* [YOUR GOAL]:
Within the records below, find each line that holds the string "Summary", then copy it.
** begin SUPPLIED RECORDS **
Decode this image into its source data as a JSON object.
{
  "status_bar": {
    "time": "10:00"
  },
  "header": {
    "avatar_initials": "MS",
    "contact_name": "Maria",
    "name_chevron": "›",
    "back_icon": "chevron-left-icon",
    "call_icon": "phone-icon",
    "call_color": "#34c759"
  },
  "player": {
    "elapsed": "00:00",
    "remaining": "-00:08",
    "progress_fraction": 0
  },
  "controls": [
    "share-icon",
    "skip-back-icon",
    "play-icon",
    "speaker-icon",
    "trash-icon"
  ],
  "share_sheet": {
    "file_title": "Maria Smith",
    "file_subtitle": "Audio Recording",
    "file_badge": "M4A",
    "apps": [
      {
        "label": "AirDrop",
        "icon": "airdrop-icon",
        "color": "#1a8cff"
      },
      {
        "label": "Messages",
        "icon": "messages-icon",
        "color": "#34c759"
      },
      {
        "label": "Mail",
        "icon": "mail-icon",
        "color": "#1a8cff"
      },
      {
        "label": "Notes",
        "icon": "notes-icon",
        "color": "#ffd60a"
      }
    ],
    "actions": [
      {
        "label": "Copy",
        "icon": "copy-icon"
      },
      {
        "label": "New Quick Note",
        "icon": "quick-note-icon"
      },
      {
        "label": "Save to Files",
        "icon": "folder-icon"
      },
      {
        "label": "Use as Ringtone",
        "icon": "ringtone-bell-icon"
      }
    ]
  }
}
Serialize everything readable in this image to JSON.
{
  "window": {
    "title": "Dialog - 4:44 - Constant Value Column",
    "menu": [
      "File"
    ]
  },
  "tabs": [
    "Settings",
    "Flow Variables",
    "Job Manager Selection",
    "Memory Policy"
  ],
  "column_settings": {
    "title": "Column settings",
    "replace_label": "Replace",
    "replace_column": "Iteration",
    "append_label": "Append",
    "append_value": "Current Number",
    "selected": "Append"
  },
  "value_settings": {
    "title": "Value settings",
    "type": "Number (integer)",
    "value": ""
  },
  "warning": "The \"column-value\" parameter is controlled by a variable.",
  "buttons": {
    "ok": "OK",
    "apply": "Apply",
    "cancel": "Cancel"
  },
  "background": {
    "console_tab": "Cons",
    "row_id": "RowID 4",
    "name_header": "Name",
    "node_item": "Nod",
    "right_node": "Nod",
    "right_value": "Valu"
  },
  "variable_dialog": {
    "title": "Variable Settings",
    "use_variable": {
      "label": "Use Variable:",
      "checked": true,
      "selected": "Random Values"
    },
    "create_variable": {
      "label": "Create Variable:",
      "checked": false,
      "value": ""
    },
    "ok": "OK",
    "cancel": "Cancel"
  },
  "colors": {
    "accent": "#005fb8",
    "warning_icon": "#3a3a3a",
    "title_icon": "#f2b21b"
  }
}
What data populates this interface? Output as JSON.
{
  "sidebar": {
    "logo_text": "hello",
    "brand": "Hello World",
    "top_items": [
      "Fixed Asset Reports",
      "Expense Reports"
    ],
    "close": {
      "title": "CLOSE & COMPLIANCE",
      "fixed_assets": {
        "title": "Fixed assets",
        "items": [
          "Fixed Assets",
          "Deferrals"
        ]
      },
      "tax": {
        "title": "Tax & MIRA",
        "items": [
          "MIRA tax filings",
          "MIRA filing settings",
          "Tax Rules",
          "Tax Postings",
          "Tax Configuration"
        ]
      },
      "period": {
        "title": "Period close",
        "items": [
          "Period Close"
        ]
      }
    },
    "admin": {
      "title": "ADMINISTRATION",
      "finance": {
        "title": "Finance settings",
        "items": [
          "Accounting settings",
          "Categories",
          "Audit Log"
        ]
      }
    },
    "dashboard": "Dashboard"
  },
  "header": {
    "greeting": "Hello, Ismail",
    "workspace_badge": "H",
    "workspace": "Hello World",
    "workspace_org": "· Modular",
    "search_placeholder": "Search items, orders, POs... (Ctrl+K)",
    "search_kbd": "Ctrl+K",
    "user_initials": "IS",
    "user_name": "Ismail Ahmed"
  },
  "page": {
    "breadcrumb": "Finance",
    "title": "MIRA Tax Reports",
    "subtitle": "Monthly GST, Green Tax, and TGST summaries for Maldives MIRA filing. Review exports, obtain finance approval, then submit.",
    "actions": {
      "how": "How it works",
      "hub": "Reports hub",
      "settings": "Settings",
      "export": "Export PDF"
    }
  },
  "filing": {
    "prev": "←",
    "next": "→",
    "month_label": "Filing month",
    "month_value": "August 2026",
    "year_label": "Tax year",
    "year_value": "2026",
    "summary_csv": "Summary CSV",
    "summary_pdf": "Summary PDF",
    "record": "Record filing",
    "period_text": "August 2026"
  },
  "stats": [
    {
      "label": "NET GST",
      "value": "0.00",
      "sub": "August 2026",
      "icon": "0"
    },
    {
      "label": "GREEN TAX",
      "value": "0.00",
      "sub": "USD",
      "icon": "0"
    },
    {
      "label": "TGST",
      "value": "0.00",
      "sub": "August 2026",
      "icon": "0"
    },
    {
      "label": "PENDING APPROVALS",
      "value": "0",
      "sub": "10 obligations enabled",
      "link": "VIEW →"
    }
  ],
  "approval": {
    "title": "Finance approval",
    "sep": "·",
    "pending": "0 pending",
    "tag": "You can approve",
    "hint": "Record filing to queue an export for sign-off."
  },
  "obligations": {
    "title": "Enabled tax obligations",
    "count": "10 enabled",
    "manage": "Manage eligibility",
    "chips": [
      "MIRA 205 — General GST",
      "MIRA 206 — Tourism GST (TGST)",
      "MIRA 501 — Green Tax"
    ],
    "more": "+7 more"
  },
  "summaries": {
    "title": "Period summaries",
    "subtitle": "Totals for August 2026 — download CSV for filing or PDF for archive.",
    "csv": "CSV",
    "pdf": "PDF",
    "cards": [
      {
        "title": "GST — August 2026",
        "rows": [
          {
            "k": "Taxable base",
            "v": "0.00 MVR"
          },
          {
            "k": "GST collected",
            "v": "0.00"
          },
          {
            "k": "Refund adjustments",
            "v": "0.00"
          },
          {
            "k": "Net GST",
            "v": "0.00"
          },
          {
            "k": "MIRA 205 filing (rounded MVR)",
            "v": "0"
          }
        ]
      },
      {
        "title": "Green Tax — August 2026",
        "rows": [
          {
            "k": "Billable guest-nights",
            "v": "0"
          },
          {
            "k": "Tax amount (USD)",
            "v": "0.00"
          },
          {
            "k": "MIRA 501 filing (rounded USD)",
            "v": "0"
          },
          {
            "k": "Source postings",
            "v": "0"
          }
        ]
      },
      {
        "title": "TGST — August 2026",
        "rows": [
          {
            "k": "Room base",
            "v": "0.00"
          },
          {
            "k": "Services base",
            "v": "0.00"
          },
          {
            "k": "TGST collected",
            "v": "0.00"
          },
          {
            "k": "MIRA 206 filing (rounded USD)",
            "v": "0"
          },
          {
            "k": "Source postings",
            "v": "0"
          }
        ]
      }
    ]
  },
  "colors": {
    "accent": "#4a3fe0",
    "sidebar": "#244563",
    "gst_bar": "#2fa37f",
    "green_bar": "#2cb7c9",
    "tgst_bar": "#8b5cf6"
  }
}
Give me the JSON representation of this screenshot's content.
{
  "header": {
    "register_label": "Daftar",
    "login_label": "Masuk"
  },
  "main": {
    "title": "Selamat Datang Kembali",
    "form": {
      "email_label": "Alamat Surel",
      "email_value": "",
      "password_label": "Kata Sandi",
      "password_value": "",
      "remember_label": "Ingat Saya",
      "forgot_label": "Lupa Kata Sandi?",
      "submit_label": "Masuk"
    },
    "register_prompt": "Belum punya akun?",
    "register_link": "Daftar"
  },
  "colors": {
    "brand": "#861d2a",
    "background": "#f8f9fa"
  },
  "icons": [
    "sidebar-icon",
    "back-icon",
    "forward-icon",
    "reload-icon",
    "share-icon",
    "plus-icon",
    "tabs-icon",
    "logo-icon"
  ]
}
** end SUPPLIED RECORDS **
* [FULL ANSWER]:
    "summary_csv": "Summary CSV",
    "summary_pdf": "Summary PDF",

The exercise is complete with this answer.